Task details: Filter the listing and keep only the lines with the word "редактора".
'''
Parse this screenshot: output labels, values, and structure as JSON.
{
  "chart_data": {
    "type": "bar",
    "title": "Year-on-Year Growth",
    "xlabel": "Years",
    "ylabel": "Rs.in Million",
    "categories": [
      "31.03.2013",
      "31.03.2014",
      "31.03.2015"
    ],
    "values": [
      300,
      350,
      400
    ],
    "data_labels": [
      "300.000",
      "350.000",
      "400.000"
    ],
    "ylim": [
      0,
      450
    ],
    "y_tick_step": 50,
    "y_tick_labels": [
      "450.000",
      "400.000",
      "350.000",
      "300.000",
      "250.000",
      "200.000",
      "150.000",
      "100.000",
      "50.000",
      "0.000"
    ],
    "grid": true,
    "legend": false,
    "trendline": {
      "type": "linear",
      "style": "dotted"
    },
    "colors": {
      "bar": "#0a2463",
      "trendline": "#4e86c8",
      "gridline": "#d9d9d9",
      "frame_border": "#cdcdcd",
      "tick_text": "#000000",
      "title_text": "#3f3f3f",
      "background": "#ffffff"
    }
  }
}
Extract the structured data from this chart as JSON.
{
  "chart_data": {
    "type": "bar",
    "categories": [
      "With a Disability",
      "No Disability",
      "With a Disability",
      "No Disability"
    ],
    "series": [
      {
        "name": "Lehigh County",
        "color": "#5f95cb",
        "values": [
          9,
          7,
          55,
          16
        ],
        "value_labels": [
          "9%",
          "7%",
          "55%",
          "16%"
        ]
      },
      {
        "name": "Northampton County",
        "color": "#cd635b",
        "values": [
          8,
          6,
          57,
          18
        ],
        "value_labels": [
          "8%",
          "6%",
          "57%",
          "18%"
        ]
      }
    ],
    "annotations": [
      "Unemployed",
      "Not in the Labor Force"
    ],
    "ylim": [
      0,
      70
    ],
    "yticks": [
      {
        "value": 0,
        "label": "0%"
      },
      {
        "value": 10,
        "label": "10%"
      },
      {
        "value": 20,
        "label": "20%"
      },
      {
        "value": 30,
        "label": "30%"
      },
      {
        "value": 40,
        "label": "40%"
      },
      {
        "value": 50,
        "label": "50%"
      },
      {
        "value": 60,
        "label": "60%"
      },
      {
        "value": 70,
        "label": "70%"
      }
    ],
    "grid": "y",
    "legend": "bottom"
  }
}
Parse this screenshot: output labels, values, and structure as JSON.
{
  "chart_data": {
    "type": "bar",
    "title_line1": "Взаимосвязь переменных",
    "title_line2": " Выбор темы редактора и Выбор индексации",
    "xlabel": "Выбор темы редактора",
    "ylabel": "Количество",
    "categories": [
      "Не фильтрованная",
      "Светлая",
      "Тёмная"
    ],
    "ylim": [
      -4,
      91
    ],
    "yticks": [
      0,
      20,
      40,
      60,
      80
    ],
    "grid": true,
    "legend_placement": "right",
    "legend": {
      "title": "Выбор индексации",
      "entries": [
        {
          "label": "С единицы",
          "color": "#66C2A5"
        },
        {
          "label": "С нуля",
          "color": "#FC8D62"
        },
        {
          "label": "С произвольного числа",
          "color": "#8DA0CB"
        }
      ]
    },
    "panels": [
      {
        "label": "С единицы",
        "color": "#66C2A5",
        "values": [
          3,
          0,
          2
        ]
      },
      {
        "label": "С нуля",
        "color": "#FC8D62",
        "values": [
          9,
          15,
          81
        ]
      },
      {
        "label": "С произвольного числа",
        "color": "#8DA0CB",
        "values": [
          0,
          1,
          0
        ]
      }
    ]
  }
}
'''
Task output:
    "title_line2": " Выбор темы редактора и Выбор индексации",
    "xlabel": "Выбор темы редактора",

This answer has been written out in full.